Data records:
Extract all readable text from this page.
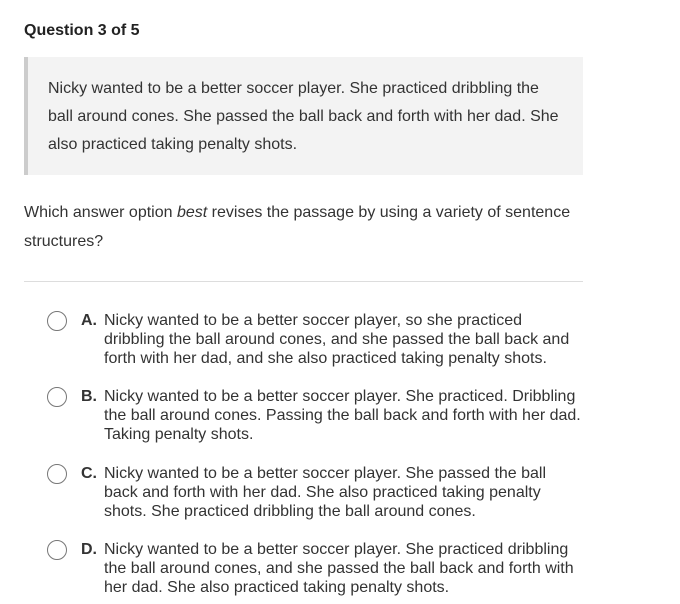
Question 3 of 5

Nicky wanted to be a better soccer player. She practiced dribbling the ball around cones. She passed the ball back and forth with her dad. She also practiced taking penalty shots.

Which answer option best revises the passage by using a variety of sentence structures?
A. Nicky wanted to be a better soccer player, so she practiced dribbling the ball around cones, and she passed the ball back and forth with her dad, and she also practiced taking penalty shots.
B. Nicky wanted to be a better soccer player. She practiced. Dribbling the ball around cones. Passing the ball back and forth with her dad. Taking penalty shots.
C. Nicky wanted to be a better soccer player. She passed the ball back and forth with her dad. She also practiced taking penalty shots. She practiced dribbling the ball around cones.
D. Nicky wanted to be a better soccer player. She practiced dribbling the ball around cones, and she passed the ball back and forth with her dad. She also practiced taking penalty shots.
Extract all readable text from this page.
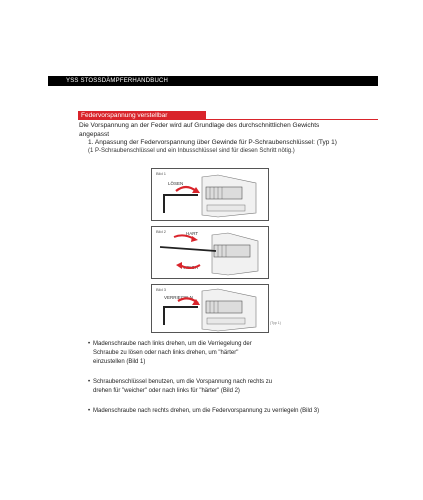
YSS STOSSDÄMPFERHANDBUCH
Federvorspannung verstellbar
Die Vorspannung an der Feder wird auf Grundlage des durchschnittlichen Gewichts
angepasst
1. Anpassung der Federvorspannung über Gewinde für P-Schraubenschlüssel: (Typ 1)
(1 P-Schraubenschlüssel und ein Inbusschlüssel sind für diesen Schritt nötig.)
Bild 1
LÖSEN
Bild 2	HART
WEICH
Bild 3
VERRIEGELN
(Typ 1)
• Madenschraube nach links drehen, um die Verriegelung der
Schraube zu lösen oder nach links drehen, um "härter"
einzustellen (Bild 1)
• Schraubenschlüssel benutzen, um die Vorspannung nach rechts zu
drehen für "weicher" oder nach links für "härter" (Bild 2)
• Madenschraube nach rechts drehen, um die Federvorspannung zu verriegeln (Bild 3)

TO DO:
Take the listing and print it again exactly, but without any pictures.

WRITTEN ANSWER:
Extract all readable text from this page.
Question 3 of 5

Nicky wanted to be a better soccer player. She practiced dribbling the ball around cones. She passed the ball back and forth with her dad. She also practiced taking penalty shots.

Which answer option best revises the passage by using a variety of sentence structures?
A. Nicky wanted to be a better soccer player, so she practiced dribbling the ball around cones, and she passed the ball back and forth with her dad, and she also practiced taking penalty shots.
B. Nicky wanted to be a better soccer player. She practiced. Dribbling the ball around cones. Passing the ball back and forth with her dad. Taking penalty shots.
C. Nicky wanted to be a better soccer player. She passed the ball back and forth with her dad. She also practiced taking penalty shots. She practiced dribbling the ball around cones.
D. Nicky wanted to be a better soccer player. She practiced dribbling the ball around cones, and she passed the ball back and forth with her dad. She also practiced taking penalty shots.
Extract all readable text from this page.
YSS STOSSDÄMPFERHANDBUCH
Federvorspannung verstellbar
Die Vorspannung an der Feder wird auf Grundlage des durchschnittlichen Gewichts
angepasst
1. Anpassung der Federvorspannung über Gewinde für P-Schraubenschlüssel: (Typ 1)
(1 P-Schraubenschlüssel und ein Inbusschlüssel sind für diesen Schritt nötig.)
Bild 1
LÖSEN
Bild 2	HART
WEICH
Bild 3
VERRIEGELN
(Typ 1)
• Madenschraube nach links drehen, um die Verriegelung der
Schraube zu lösen oder nach links drehen, um "härter"
einzustellen (Bild 1)
• Schraubenschlüssel benutzen, um die Vorspannung nach rechts zu
drehen für "weicher" oder nach links für "härter" (Bild 2)
• Madenschraube nach rechts drehen, um die Federvorspannung zu verriegeln (Bild 3)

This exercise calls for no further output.